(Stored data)
□ □ □
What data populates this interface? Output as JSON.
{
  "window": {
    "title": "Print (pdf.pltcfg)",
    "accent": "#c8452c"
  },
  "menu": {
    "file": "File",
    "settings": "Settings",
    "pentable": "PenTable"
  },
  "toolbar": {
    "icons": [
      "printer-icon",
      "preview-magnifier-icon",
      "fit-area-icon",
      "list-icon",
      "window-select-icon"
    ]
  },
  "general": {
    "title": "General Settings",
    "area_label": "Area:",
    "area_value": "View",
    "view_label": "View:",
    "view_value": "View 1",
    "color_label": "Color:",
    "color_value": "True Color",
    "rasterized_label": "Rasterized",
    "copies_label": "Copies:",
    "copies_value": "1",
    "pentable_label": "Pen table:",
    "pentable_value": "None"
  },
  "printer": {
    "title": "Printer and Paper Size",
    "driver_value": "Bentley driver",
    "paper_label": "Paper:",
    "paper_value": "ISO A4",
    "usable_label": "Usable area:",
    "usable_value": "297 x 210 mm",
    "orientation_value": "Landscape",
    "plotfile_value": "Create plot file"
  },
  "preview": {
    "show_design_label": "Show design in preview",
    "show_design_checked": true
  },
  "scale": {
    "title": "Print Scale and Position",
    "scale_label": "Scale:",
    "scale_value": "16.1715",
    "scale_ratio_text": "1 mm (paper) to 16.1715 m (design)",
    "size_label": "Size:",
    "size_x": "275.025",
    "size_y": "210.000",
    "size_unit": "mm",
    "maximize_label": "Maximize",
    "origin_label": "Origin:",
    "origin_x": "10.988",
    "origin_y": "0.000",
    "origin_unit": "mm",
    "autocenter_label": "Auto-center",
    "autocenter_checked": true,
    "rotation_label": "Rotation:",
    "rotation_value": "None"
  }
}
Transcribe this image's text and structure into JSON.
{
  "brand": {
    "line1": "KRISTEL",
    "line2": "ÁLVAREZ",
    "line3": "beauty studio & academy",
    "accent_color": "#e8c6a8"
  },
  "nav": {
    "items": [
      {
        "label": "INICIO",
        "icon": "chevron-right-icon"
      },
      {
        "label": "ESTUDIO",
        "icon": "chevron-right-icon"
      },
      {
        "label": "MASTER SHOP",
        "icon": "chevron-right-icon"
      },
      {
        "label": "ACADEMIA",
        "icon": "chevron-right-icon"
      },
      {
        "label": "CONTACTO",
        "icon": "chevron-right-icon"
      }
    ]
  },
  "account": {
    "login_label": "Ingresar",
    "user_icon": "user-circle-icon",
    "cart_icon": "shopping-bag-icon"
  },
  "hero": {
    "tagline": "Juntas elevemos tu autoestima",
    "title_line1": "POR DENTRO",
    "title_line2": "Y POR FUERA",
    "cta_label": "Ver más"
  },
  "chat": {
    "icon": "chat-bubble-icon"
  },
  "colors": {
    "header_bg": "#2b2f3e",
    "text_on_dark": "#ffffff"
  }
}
□ □ □
Task description -
Copy out the whole listing exactly.

Answer for the task -
What data populates this interface? Output as JSON.
{
  "window": {
    "title": "Print (pdf.pltcfg)",
    "accent": "#c8452c"
  },
  "menu": {
    "file": "File",
    "settings": "Settings",
    "pentable": "PenTable"
  },
  "toolbar": {
    "icons": [
      "printer-icon",
      "preview-magnifier-icon",
      "fit-area-icon",
      "list-icon",
      "window-select-icon"
    ]
  },
  "general": {
    "title": "General Settings",
    "area_label": "Area:",
    "area_value": "View",
    "view_label": "View:",
    "view_value": "View 1",
    "color_label": "Color:",
    "color_value": "True Color",
    "rasterized_label": "Rasterized",
    "copies_label": "Copies:",
    "copies_value": "1",
    "pentable_label": "Pen table:",
    "pentable_value": "None"
  },
  "printer": {
    "title": "Printer and Paper Size",
    "driver_value": "Bentley driver",
    "paper_label": "Paper:",
    "paper_value": "ISO A4",
    "usable_label": "Usable area:",
    "usable_value": "297 x 210 mm",
    "orientation_value": "Landscape",
    "plotfile_value": "Create plot file"
  },
  "preview": {
    "show_design_label": "Show design in preview",
    "show_design_checked": true
  },
  "scale": {
    "title": "Print Scale and Position",
    "scale_label": "Scale:",
    "scale_value": "16.1715",
    "scale_ratio_text": "1 mm (paper) to 16.1715 m (design)",
    "size_label": "Size:",
    "size_x": "275.025",
    "size_y": "210.000",
    "size_unit": "mm",
    "maximize_label": "Maximize",
    "origin_label": "Origin:",
    "origin_x": "10.988",
    "origin_y": "0.000",
    "origin_unit": "mm",
    "autocenter_label": "Auto-center",
    "autocenter_checked": true,
    "rotation_label": "Rotation:",
    "rotation_value": "None"
  }
}
Transcribe this image's text and structure into JSON.
{
  "brand": {
    "line1": "KRISTEL",
    "line2": "ÁLVAREZ",
    "line3": "beauty studio & academy",
    "accent_color": "#e8c6a8"
  },
  "nav": {
    "items": [
      {
        "label": "INICIO",
        "icon": "chevron-right-icon"
      },
      {
        "label": "ESTUDIO",
        "icon": "chevron-right-icon"
      },
      {
        "label": "MASTER SHOP",
        "icon": "chevron-right-icon"
      },
      {
        "label": "ACADEMIA",
        "icon": "chevron-right-icon"
      },
      {
        "label": "CONTACTO",
        "icon": "chevron-right-icon"
      }
    ]
  },
  "account": {
    "login_label": "Ingresar",
    "user_icon": "user-circle-icon",
    "cart_icon": "shopping-bag-icon"
  },
  "hero": {
    "tagline": "Juntas elevemos tu autoestima",
    "title_line1": "POR DENTRO",
    "title_line2": "Y POR FUERA",
    "cta_label": "Ver más"
  },
  "chat": {
    "icon": "chat-bubble-icon"
  },
  "colors": {
    "header_bg": "#2b2f3e",
    "text_on_dark": "#ffffff"
  }
}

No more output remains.